*Material shown*.
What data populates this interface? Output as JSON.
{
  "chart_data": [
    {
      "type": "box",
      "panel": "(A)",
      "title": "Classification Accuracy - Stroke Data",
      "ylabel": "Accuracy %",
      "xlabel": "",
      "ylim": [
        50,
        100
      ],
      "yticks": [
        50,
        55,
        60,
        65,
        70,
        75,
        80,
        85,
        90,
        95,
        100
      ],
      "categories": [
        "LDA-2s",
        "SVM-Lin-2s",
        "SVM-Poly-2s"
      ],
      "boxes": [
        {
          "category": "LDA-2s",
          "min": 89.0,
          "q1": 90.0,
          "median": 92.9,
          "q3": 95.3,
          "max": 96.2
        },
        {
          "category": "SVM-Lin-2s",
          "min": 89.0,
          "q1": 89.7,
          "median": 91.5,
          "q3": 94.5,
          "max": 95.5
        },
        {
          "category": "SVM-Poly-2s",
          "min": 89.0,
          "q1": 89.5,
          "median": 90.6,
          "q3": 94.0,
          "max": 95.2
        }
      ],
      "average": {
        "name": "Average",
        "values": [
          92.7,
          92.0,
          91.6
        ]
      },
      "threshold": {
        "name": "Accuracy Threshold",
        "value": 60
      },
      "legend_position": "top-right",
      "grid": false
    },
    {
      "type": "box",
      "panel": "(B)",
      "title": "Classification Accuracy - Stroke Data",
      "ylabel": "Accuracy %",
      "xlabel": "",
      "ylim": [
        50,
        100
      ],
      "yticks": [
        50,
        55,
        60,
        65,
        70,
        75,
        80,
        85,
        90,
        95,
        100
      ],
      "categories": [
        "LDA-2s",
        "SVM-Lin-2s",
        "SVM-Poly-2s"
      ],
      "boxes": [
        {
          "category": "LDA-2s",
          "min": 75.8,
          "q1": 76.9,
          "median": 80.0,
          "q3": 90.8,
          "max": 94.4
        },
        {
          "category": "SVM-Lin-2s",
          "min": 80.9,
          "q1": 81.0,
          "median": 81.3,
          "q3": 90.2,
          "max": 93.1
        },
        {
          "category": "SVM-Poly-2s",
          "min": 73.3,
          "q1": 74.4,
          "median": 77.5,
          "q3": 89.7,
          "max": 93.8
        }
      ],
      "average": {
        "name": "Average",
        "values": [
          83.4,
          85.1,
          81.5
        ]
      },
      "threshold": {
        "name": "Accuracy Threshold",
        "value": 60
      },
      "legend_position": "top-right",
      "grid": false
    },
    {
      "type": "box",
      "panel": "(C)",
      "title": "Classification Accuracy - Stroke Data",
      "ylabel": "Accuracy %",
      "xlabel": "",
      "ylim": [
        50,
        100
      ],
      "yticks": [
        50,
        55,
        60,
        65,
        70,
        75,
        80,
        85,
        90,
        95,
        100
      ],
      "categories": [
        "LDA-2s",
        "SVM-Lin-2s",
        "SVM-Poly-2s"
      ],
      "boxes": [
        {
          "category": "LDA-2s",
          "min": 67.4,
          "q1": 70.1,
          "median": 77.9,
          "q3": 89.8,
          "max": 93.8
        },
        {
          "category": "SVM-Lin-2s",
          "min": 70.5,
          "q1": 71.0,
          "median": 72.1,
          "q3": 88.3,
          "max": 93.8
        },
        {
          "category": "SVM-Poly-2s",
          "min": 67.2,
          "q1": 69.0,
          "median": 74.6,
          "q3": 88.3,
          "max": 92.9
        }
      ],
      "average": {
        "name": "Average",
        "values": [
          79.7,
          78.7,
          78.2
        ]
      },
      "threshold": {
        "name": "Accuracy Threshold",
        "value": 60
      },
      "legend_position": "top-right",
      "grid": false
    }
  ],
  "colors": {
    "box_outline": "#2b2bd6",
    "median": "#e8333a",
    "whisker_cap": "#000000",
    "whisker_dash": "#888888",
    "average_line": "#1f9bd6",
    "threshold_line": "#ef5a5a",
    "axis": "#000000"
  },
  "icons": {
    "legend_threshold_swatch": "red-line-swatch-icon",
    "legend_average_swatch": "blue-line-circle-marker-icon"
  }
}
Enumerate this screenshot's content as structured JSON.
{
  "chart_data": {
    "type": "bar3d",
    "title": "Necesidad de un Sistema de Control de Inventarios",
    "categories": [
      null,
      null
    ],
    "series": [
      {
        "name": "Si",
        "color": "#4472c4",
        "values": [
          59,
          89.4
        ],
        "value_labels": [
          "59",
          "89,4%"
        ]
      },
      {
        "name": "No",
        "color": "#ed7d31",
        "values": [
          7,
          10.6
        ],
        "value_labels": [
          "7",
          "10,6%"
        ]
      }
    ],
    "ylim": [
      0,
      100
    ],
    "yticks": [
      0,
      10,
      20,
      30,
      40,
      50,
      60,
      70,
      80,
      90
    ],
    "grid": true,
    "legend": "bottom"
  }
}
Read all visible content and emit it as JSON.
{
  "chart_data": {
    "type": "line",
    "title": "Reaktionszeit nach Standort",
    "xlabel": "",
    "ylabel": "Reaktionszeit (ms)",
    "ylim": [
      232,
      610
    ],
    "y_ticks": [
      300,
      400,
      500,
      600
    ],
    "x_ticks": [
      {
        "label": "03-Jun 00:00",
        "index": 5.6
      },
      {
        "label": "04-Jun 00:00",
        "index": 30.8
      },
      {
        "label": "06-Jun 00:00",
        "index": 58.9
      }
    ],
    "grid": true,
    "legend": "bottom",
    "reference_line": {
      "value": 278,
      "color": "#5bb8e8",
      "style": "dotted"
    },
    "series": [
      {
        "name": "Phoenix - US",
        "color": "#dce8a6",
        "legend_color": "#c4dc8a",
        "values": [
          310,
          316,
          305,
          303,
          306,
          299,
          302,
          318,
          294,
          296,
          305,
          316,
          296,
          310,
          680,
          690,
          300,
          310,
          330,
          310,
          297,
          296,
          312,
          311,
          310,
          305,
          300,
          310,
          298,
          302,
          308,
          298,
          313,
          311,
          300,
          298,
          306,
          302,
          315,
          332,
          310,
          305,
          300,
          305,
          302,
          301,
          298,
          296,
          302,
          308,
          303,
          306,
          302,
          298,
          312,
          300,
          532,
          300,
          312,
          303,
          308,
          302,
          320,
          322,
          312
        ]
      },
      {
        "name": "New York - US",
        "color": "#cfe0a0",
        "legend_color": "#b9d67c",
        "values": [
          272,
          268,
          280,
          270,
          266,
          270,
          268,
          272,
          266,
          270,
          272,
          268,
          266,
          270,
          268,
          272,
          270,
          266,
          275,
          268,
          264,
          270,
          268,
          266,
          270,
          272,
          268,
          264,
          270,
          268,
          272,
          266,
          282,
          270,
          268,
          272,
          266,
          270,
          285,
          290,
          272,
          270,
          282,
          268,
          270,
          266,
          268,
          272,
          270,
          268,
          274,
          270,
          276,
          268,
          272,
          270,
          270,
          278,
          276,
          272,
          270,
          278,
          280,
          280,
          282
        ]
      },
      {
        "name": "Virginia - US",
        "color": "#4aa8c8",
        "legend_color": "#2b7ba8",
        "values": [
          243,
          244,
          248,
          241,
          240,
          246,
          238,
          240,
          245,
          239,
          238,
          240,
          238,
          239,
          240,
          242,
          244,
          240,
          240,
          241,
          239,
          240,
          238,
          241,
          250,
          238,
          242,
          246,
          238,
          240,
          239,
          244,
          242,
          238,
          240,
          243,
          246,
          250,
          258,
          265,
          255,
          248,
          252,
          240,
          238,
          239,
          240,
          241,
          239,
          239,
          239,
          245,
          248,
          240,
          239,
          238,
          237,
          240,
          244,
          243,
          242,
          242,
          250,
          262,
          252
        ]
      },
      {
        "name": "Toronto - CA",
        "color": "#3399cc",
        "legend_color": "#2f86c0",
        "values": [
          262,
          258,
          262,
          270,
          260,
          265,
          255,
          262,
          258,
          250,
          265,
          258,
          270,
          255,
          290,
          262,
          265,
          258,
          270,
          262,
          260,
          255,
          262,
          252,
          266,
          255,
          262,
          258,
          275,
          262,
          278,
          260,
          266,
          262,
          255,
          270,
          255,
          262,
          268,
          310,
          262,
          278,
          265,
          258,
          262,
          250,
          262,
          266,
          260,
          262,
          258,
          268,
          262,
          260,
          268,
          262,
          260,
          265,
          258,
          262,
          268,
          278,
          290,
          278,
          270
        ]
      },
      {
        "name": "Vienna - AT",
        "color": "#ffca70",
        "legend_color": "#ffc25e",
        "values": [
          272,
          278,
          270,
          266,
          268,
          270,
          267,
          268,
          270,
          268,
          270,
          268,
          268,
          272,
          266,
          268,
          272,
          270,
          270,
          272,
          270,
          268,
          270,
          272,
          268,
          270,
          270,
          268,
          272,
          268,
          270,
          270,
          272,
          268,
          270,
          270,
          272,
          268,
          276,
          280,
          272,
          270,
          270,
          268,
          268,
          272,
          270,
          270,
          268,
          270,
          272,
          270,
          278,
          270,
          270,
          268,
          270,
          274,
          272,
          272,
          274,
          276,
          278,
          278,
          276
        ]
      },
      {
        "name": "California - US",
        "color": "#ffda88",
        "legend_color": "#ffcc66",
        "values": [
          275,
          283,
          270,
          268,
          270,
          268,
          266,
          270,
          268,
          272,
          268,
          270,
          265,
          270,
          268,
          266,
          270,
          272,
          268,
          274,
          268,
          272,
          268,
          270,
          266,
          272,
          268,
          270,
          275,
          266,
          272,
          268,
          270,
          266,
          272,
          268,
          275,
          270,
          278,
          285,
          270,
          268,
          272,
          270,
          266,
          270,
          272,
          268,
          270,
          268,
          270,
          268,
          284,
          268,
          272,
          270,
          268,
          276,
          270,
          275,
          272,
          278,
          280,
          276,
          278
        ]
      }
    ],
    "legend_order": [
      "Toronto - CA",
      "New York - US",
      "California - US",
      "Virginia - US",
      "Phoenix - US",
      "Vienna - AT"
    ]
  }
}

*Set task*. The word "JSON" may turn up on some lines of these records; say how many, with no other words.

*Solution to this task*. 3